TASK REQUIREMENTS: Emit the entire listing verbatim.

Saved entries
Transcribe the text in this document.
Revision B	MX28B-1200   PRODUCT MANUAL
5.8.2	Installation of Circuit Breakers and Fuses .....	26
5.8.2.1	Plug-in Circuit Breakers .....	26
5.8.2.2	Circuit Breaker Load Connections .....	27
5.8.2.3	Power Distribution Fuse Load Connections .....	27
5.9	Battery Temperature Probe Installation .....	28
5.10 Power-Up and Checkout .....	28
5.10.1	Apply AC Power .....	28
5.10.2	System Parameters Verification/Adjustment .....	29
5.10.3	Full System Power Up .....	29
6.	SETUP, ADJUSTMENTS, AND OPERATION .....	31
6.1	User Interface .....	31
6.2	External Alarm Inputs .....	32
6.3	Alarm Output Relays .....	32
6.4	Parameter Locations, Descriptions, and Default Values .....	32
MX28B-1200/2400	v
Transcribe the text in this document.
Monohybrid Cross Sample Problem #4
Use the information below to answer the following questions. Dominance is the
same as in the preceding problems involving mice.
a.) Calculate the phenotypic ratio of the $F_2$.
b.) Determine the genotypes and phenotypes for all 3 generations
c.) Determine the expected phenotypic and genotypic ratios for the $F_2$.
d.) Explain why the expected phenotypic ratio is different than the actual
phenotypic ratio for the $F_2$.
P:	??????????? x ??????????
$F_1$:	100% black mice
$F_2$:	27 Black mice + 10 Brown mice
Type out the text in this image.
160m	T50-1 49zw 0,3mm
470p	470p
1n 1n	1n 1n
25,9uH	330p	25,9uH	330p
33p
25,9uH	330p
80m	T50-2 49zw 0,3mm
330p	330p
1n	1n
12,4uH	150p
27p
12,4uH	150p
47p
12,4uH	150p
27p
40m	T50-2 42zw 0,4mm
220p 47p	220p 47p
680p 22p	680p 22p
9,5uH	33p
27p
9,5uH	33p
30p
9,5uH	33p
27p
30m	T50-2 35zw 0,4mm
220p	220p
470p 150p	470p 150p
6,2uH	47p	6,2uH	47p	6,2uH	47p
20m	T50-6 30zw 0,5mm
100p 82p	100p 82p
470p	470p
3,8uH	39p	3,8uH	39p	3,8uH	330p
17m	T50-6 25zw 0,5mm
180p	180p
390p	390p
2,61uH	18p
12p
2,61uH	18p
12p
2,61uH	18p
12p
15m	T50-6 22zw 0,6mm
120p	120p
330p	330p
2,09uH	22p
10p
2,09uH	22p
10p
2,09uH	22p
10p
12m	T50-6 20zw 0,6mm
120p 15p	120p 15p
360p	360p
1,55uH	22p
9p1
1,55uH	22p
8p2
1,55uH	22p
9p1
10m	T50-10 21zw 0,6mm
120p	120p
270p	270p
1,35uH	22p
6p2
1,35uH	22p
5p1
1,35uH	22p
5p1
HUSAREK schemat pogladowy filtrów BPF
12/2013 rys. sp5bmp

SOLUTION TO THE PROBLEM:
Transcribe the text in this document.
Revision B	MX28B-1200   PRODUCT MANUAL
5.8.2	Installation of Circuit Breakers and Fuses .....	26
5.8.2.1	Plug-in Circuit Breakers .....	26
5.8.2.2	Circuit Breaker Load Connections .....	27
5.8.2.3	Power Distribution Fuse Load Connections .....	27
5.9	Battery Temperature Probe Installation .....	28
5.10 Power-Up and Checkout .....	28
5.10.1	Apply AC Power .....	28
5.10.2	System Parameters Verification/Adjustment .....	29
5.10.3	Full System Power Up .....	29
6.	SETUP, ADJUSTMENTS, AND OPERATION .....	31
6.1	User Interface .....	31
6.2	External Alarm Inputs .....	32
6.3	Alarm Output Relays .....	32
6.4	Parameter Locations, Descriptions, and Default Values .....	32
MX28B-1200/2400	v
Transcribe the text in this document.
Monohybrid Cross Sample Problem #4
Use the information below to answer the following questions. Dominance is the
same as in the preceding problems involving mice.
a.) Calculate the phenotypic ratio of the $F_2$.
b.) Determine the genotypes and phenotypes for all 3 generations
c.) Determine the expected phenotypic and genotypic ratios for the $F_2$.
d.) Explain why the expected phenotypic ratio is different than the actual
phenotypic ratio for the $F_2$.
P:	??????????? x ??????????
$F_1$:	100% black mice
$F_2$:	27 Black mice + 10 Brown mice
Type out the text in this image.
160m	T50-1 49zw 0,3mm
470p	470p
1n 1n	1n 1n
25,9uH	330p	25,9uH	330p
33p
25,9uH	330p
80m	T50-2 49zw 0,3mm
330p	330p
1n	1n
12,4uH	150p
27p
12,4uH	150p
47p
12,4uH	150p
27p
40m	T50-2 42zw 0,4mm
220p 47p	220p 47p
680p 22p	680p 22p
9,5uH	33p
27p
9,5uH	33p
30p
9,5uH	33p
27p
30m	T50-2 35zw 0,4mm
220p	220p
470p 150p	470p 150p
6,2uH	47p	6,2uH	47p	6,2uH	47p
20m	T50-6 30zw 0,5mm
100p 82p	100p 82p
470p	470p
3,8uH	39p	3,8uH	39p	3,8uH	330p
17m	T50-6 25zw 0,5mm
180p	180p
390p	390p
2,61uH	18p
12p
2,61uH	18p
12p
2,61uH	18p
12p
15m	T50-6 22zw 0,6mm
120p	120p
330p	330p
2,09uH	22p
10p
2,09uH	22p
10p
2,09uH	22p
10p
12m	T50-6 20zw 0,6mm
120p 15p	120p 15p
360p	360p
1,55uH	22p
9p1
1,55uH	22p
8p2
1,55uH	22p
9p1
10m	T50-10 21zw 0,6mm
120p	120p
270p	270p
1,35uH	22p
6p2
1,35uH	22p
5p1
1,35uH	22p
5p1
HUSAREK schemat pogladowy filtrów BPF
12/2013 rys. sp5bmp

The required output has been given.